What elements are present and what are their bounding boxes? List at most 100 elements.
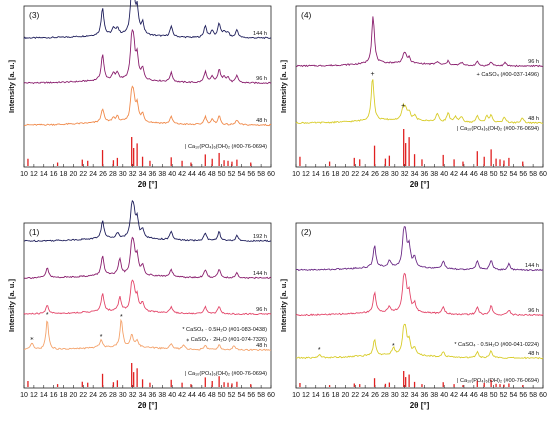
x-tick-label: 56 [247, 392, 255, 399]
series-label: 96 h [528, 308, 539, 314]
phase-legend-text: * CaSO₄ · 0.5H₂O (#00-041-0224) [454, 342, 539, 348]
x-tick-label: 40 [168, 171, 176, 178]
x-tick-label: 54 [237, 392, 245, 399]
x-tick-label: 44 [460, 171, 468, 178]
peak-marker: * [318, 347, 321, 354]
x-tick-label: 38 [430, 392, 438, 399]
series-label: 48 h [528, 351, 539, 357]
x-tick-label: 24 [89, 392, 97, 399]
series-label: 144 h [253, 271, 267, 277]
x-tick-label: 30 [119, 171, 127, 178]
phase-legend-text: ⁎ CaSO₄ · 2H₂O (#01-074-7326) [186, 337, 267, 343]
x-tick-label: 22 [351, 392, 359, 399]
series-line [24, 318, 272, 352]
x-tick-label: 44 [188, 171, 196, 178]
x-tick-label: 54 [509, 171, 517, 178]
x-tick-label: 42 [178, 392, 186, 399]
x-tick-label: 60 [539, 392, 547, 399]
x-tick-label: 58 [529, 171, 537, 178]
series-line [24, 199, 272, 243]
x-tick-label: 42 [450, 392, 458, 399]
x-tick-label: 32 [129, 392, 137, 399]
x-tick-label: 14 [40, 392, 48, 399]
x-tick-label: 58 [529, 392, 537, 399]
x-tick-label: 34 [139, 171, 147, 178]
y-axis-label: Intensity [a. u.] [7, 60, 16, 113]
y-axis-label: Intensity [a. u.] [279, 60, 288, 113]
series-label: 96 h [256, 76, 267, 82]
x-tick-label: 36 [421, 171, 429, 178]
series-label: 48 h [528, 116, 539, 122]
x-tick-label: 16 [322, 171, 330, 178]
x-tick-label: 60 [267, 392, 275, 399]
reference-label: | Ca₁₀(PO₄)₆(OH)₂ (#00-76-0694) [185, 144, 267, 150]
x-tick-label: 22 [79, 171, 87, 178]
x-tick-label: 30 [391, 171, 399, 178]
x-tick-label: 26 [371, 392, 379, 399]
x-tick-label: 10 [20, 171, 28, 178]
x-tick-label: 28 [381, 392, 389, 399]
x-tick-label: 36 [421, 392, 429, 399]
x-tick-label: 18 [60, 171, 68, 178]
reference-label: | Ca₁₀(PO₄)₆(OH)₂ (#00-76-0694) [185, 371, 267, 377]
x-tick-label: 58 [257, 392, 265, 399]
x-tick-label: 52 [500, 392, 508, 399]
x-tick-label: 54 [237, 171, 245, 178]
panel-label: (2) [301, 227, 312, 237]
panel-label: (4) [301, 10, 312, 20]
x-axis-label: 2θ [°] [410, 180, 430, 189]
x-tick-label: 32 [401, 171, 409, 178]
x-tick-label: 60 [267, 171, 275, 178]
x-tick-label: 34 [411, 171, 419, 178]
x-tick-label: 44 [188, 392, 196, 399]
x-tick-label: 46 [470, 171, 478, 178]
x-tick-label: 28 [381, 171, 389, 178]
x-tick-label: 38 [158, 392, 166, 399]
x-tick-label: 24 [361, 392, 369, 399]
x-tick-label: 48 [208, 392, 216, 399]
x-tick-label: 26 [99, 392, 107, 399]
x-tick-label: 56 [519, 392, 527, 399]
series-label: 144 h [253, 31, 267, 37]
x-tick-label: 48 [480, 392, 488, 399]
x-tick-label: 14 [312, 171, 320, 178]
x-tick-label: 28 [109, 392, 117, 399]
plot-frame [23, 222, 272, 389]
x-tick-label: 50 [218, 392, 226, 399]
x-tick-label: 52 [228, 392, 236, 399]
x-tick-label: 46 [198, 171, 206, 178]
x-tick-label: 56 [247, 171, 255, 178]
x-tick-label: 42 [450, 171, 458, 178]
x-tick-label: 50 [490, 392, 498, 399]
series-label: 96 h [256, 307, 267, 313]
peak-marker: * [46, 312, 49, 319]
x-tick-label: 20 [70, 171, 78, 178]
x-tick-label: 20 [70, 392, 78, 399]
series-line [23, 236, 272, 280]
plot-frame [23, 5, 272, 168]
phase-legend-text: + CaSO₄ (#00-037-1496) [477, 72, 540, 78]
y-axis-label: Intensity [a. u.] [7, 279, 16, 332]
peak-marker: * [120, 314, 123, 321]
y-axis-label: Intensity [a. u.] [279, 279, 288, 332]
series-line [295, 226, 544, 272]
x-tick-label: 32 [401, 392, 409, 399]
x-tick-label: 28 [109, 171, 117, 178]
x-tick-label: 26 [371, 171, 379, 178]
x-tick-label: 38 [158, 171, 166, 178]
x-tick-label: 40 [440, 171, 448, 178]
phase-legend-text: * CaSO₄ · 0.5H₂O (#01-083-0438) [182, 327, 267, 333]
x-tick-label: 44 [460, 392, 468, 399]
peak-marker: * [392, 343, 395, 350]
x-tick-label: 10 [292, 171, 300, 178]
series-label: 96 h [528, 59, 539, 65]
x-tick-label: 36 [149, 392, 157, 399]
x-tick-label: 58 [257, 171, 265, 178]
series-line [295, 16, 544, 68]
x-tick-label: 46 [470, 392, 478, 399]
x-tick-label: 48 [480, 171, 488, 178]
peak-marker: + [401, 103, 405, 110]
series-line [23, 85, 272, 127]
x-tick-label: 24 [89, 171, 97, 178]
┄┄┄┄┄┄┄┄┄┄
* **OBJECTIVE**:
Set out everything in the entries above from the line containing "x-tick-label: 56 [247, 392, 255, 399]" down to the line containing "x-tick-label: 14 [40, 392, 48, 399]", both included, as a numbered list with blank lines dropped.

* **RESULT OF THE TASK**:
1. x-tick-label: 56 [247, 392, 255, 399]
2. series-label: 96 h [528, 308, 539, 314]
3. phase-legend-text: * CaSO₄ · 0.5H₂O (#00-041-0224) [454, 342, 539, 348]
4. x-tick-label: 40 [168, 171, 176, 178]
5. x-tick-label: 54 [237, 392, 245, 399]
6. x-tick-label: 44 [460, 171, 468, 178]
7. peak-marker: * [318, 347, 321, 354]
8. x-tick-label: 38 [430, 392, 438, 399]
9. series-label: 48 h [528, 351, 539, 357]
10. x-tick-label: 24 [89, 392, 97, 399]
11. series-label: 144 h [253, 271, 267, 277]
12. x-tick-label: 30 [119, 171, 127, 178]
13. phase-legend-text: ⁎ CaSO₄ · 2H₂O (#01-074-7326) [186, 337, 267, 343]
14. x-tick-label: 22 [351, 392, 359, 399]
15. series-line [24, 318, 272, 352]
16. x-tick-label: 44 [188, 171, 196, 178]
17. x-tick-label: 54 [509, 171, 517, 178]
18. x-tick-label: 42 [178, 392, 186, 399]
19. x-tick-label: 60 [539, 392, 547, 399]
20. x-tick-label: 58 [529, 171, 537, 178]
21. series-line [24, 199, 272, 243]
22. x-tick-label: 42 [450, 392, 458, 399]
23. x-tick-label: 32 [129, 392, 137, 399]
24. x-tick-label: 14 [40, 392, 48, 399]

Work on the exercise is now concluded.